SHORT PROBLEM
Can you restate the records below word for word?

Entries with figure data:
━━━━━━━━━━

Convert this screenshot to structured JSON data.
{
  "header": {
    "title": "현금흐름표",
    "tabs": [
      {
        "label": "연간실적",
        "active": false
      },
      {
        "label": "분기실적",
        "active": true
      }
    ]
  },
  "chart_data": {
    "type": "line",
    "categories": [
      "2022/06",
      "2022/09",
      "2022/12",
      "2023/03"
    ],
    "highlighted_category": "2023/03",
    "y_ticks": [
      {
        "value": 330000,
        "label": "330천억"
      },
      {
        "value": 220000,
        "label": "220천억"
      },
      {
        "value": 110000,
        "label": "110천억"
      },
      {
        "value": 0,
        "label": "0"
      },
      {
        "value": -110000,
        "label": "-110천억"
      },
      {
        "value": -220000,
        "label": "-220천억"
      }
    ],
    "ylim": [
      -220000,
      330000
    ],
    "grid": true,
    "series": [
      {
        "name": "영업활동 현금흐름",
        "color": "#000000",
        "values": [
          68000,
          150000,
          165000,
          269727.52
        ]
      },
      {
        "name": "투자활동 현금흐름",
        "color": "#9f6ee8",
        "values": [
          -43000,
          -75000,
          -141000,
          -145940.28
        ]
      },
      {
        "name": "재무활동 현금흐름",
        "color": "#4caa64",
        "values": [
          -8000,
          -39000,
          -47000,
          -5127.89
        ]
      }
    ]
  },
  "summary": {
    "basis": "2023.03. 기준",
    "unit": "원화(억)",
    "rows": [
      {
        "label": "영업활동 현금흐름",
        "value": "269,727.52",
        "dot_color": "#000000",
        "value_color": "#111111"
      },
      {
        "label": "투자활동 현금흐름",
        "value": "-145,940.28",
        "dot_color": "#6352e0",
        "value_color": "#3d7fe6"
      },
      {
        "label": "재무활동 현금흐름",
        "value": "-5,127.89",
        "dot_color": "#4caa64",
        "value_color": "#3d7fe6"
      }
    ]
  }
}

━━━━━━━━━━

FINAL ANSWER
Convert this screenshot to structured JSON data.
{
  "header": {
    "title": "현금흐름표",
    "tabs": [
      {
        "label": "연간실적",
        "active": false
      },
      {
        "label": "분기실적",
        "active": true
      }
    ]
  },
  "chart_data": {
    "type": "line",
    "categories": [
      "2022/06",
      "2022/09",
      "2022/12",
      "2023/03"
    ],
    "highlighted_category": "2023/03",
    "y_ticks": [
      {
        "value": 330000,
        "label": "330천억"
      },
      {
        "value": 220000,
        "label": "220천억"
      },
      {
        "value": 110000,
        "label": "110천억"
      },
      {
        "value": 0,
        "label": "0"
      },
      {
        "value": -110000,
        "label": "-110천억"
      },
      {
        "value": -220000,
        "label": "-220천억"
      }
    ],
    "ylim": [
      -220000,
      330000
    ],
    "grid": true,
    "series": [
      {
        "name": "영업활동 현금흐름",
        "color": "#000000",
        "values": [
          68000,
          150000,
          165000,
          269727.52
        ]
      },
      {
        "name": "투자활동 현금흐름",
        "color": "#9f6ee8",
        "values": [
          -43000,
          -75000,
          -141000,
          -145940.28
        ]
      },
      {
        "name": "재무활동 현금흐름",
        "color": "#4caa64",
        "values": [
          -8000,
          -39000,
          -47000,
          -5127.89
        ]
      }
    ]
  },
  "summary": {
    "basis": "2023.03. 기준",
    "unit": "원화(억)",
    "rows": [
      {
        "label": "영업활동 현금흐름",
        "value": "269,727.52",
        "dot_color": "#000000",
        "value_color": "#111111"
      },
      {
        "label": "투자활동 현금흐름",
        "value": "-145,940.28",
        "dot_color": "#6352e0",
        "value_color": "#3d7fe6"
      },
      {
        "label": "재무활동 현금흐름",
        "value": "-5,127.89",
        "dot_color": "#4caa64",
        "value_color": "#3d7fe6"
      }
    ]
  }
}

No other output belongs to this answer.